Task statement:
Which lines include the word "title"? Copy each of them.

Data for processing:
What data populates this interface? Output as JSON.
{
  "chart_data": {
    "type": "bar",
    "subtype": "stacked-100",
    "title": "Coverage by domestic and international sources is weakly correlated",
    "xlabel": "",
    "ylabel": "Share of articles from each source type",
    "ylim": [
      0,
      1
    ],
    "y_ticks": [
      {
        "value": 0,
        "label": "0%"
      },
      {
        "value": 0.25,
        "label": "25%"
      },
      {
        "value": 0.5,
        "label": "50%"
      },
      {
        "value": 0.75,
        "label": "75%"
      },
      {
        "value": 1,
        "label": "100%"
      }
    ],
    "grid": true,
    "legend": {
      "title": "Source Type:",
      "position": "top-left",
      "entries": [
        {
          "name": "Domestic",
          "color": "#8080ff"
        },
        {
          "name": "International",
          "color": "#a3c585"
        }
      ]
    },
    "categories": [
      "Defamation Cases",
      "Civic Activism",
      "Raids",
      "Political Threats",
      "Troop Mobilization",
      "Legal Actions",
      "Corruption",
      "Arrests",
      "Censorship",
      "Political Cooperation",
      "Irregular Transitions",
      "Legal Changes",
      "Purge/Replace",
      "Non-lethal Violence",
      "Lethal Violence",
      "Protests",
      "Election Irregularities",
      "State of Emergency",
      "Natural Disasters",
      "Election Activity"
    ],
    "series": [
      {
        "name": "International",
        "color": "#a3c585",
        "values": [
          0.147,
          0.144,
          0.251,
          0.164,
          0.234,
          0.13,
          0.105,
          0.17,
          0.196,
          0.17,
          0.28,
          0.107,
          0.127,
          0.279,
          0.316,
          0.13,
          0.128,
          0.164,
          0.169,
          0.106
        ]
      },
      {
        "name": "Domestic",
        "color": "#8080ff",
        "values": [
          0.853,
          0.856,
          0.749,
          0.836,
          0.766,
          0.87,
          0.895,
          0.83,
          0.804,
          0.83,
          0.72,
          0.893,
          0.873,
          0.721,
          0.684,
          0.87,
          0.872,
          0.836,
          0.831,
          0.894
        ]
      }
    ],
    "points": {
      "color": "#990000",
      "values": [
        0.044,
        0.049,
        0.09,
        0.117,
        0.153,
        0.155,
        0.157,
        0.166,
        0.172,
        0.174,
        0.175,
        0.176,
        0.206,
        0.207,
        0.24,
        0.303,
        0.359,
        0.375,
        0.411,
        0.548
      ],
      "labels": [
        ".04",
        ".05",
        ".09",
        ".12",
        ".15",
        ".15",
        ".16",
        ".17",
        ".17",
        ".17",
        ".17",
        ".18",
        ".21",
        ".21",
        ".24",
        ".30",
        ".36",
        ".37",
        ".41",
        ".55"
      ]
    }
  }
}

Output for this exercise:
    "title": "Coverage by domestic and international sources is weakly correlated",
      "title": "Source Type:",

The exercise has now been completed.